Using the records that follow, copy every line containing the word "title".

== DATA FOR THE TASK ==

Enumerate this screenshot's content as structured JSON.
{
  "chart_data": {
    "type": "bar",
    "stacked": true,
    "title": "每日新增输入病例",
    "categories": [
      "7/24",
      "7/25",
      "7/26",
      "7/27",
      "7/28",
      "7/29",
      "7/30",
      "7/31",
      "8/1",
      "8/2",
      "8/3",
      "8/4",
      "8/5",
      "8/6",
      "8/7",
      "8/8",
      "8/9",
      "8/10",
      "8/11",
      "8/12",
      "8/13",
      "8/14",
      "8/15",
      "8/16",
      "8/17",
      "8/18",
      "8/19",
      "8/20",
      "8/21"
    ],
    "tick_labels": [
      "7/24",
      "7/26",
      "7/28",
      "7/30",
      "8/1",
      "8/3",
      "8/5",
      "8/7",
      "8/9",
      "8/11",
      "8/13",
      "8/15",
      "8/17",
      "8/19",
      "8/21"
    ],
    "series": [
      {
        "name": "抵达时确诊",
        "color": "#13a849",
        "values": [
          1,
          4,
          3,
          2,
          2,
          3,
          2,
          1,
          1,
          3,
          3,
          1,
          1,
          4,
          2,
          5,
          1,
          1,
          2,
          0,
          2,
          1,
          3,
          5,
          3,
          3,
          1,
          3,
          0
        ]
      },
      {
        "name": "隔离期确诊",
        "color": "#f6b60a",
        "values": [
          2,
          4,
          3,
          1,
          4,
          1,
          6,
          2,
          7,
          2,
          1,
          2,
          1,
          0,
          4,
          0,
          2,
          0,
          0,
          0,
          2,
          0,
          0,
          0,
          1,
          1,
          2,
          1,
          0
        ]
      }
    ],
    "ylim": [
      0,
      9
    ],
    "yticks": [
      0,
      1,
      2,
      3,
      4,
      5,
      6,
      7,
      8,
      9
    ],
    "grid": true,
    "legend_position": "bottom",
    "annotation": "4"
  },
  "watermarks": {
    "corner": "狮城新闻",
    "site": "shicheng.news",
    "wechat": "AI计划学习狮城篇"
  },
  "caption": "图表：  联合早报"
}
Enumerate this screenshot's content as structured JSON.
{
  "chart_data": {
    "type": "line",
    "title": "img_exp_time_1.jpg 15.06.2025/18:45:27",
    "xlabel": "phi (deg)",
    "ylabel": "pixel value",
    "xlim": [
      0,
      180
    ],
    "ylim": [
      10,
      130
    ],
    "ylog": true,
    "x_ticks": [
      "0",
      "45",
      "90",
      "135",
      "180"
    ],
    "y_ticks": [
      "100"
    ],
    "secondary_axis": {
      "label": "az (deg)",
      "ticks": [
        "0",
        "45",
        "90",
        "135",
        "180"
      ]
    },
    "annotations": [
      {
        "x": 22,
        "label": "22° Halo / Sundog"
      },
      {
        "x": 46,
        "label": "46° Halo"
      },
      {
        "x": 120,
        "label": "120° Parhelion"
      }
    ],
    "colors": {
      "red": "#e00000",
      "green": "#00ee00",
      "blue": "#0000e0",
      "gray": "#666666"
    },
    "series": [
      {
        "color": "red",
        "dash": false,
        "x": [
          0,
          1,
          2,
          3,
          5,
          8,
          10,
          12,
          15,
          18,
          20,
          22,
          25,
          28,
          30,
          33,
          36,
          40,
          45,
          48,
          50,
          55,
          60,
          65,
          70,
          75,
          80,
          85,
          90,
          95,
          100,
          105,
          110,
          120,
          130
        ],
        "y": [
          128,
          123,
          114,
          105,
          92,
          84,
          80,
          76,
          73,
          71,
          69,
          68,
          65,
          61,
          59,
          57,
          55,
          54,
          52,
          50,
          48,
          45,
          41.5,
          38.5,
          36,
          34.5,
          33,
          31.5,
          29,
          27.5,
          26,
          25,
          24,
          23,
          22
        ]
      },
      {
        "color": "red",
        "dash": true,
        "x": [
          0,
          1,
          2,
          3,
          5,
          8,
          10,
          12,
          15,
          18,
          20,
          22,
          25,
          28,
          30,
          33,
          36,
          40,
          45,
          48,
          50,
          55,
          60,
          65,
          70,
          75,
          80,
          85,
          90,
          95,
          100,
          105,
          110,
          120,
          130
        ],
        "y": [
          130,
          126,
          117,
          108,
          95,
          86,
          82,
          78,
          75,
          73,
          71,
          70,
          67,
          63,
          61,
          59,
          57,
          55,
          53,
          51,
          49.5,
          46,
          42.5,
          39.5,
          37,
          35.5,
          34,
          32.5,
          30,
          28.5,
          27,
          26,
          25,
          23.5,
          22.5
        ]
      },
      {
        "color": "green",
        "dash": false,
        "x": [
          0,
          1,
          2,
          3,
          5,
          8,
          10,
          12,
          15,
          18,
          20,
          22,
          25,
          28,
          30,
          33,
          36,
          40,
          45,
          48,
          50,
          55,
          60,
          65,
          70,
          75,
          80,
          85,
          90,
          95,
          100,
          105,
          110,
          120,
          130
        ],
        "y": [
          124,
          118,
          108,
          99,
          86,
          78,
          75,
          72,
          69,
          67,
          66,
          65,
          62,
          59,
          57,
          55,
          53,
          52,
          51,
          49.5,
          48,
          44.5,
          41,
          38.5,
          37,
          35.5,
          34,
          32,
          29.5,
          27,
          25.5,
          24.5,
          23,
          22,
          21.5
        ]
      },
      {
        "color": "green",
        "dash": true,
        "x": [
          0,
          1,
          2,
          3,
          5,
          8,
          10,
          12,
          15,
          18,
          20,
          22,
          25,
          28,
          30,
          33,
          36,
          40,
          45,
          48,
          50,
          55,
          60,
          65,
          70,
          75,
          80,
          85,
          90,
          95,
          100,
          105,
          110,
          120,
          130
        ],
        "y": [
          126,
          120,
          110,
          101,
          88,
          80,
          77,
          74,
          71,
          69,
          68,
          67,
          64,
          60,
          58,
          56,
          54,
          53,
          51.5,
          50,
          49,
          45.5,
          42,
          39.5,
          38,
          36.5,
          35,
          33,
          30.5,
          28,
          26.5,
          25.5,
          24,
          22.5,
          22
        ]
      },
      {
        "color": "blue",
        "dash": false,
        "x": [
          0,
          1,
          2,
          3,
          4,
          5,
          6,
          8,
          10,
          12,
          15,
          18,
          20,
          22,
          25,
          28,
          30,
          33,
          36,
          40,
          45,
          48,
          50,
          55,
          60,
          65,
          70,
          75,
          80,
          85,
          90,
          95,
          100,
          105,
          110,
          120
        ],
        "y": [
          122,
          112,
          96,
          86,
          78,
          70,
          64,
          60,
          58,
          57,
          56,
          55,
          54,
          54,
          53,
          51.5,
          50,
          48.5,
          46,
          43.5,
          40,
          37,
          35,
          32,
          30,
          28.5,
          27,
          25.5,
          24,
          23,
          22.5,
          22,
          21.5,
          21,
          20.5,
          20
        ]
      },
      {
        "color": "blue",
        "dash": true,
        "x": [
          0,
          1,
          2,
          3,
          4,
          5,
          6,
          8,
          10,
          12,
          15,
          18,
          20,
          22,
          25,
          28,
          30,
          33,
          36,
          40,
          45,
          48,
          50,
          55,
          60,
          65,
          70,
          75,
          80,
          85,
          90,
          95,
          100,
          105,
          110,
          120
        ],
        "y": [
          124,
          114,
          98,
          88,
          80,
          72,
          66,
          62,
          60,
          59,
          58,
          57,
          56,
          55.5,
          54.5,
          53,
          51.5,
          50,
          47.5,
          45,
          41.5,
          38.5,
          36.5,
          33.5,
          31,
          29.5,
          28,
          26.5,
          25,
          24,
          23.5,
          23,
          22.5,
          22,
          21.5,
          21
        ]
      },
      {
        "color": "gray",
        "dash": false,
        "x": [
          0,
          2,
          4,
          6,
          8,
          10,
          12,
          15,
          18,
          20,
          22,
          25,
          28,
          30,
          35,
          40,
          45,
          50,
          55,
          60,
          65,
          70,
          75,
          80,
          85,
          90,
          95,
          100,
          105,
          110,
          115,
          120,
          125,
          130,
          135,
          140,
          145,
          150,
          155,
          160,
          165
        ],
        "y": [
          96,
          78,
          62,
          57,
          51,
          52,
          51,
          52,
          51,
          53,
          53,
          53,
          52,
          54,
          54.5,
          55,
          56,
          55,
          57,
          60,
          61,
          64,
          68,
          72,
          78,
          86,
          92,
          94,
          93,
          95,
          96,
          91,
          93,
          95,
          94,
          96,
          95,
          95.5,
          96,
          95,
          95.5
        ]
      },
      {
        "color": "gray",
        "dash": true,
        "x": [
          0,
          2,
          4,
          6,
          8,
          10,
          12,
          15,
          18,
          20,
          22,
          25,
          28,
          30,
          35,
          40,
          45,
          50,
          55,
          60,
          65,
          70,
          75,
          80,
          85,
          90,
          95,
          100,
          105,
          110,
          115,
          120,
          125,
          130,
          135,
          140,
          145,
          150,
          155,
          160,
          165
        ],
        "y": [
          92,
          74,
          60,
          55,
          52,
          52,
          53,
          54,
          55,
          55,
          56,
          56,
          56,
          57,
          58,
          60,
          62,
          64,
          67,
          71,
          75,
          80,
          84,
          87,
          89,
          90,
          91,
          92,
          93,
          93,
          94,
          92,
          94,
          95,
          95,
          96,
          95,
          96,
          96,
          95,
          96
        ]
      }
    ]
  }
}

===

• FINAL RESULT:
    "title": "每日新增输入病例",
    "title": "img_exp_time_1.jpg 15.06.2025/18:45:27",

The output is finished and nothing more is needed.